*Short exercise*: Count every line below that contains "down", then state the total with no other output.

--*--

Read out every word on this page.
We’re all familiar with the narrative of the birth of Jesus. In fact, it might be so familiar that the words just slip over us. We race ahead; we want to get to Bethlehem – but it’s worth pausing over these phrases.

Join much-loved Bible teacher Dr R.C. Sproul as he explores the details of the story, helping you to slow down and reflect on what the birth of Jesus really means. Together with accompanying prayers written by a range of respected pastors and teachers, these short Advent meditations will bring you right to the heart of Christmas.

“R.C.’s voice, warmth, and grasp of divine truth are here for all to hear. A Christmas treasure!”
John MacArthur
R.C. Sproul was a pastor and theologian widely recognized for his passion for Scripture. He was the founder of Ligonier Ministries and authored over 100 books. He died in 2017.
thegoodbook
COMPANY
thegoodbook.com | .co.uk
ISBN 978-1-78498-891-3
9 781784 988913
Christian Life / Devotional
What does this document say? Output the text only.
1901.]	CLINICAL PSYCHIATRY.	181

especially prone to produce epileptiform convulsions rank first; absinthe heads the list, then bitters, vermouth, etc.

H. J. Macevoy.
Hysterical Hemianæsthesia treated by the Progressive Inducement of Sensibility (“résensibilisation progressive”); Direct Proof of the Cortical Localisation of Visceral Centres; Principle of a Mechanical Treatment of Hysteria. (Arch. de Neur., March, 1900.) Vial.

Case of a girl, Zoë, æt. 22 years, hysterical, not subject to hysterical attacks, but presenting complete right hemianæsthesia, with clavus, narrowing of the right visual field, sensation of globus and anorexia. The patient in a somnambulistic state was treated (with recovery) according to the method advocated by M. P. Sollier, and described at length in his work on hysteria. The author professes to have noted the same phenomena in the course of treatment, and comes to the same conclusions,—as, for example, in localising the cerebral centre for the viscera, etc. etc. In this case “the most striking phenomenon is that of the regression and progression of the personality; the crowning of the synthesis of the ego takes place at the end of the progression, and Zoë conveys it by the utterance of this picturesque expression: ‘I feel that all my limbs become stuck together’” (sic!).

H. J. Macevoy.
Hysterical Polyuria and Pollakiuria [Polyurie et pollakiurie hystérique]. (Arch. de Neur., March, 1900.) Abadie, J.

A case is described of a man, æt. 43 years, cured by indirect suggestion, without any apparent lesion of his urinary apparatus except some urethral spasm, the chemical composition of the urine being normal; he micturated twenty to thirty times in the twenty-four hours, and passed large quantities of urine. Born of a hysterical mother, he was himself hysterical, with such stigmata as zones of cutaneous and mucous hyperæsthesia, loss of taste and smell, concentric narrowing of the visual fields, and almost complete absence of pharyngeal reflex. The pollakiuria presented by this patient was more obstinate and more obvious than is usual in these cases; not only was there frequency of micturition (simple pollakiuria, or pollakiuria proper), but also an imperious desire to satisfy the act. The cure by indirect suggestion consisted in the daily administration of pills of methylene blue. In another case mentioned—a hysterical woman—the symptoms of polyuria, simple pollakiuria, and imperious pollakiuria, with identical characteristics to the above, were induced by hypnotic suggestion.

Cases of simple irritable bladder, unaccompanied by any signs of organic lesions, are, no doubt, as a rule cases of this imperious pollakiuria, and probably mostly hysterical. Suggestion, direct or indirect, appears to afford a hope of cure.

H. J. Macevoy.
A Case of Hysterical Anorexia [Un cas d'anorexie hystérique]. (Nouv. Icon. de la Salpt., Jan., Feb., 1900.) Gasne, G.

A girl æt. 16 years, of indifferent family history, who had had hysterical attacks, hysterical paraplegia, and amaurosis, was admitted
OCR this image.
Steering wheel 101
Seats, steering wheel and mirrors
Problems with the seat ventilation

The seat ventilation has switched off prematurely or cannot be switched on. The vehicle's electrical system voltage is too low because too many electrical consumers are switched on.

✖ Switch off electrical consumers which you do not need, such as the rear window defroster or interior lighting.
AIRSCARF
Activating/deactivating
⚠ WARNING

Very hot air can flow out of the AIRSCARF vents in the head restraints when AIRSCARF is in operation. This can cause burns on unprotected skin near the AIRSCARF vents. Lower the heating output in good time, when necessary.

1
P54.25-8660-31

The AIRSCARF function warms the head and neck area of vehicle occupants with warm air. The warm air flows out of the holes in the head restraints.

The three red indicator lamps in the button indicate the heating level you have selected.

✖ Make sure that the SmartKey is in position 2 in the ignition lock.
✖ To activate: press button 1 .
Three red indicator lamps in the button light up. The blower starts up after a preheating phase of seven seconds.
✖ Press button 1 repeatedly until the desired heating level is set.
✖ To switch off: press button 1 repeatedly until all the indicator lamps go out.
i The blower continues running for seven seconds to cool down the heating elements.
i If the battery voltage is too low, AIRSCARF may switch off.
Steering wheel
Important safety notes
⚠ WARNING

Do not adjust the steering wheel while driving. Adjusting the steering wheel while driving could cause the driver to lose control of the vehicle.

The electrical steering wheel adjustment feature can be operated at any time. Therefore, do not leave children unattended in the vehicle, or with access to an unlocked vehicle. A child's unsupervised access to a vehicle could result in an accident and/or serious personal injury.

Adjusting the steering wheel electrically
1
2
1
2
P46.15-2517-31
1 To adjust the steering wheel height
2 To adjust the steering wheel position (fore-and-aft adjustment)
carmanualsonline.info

--*--

*Solution below*: 2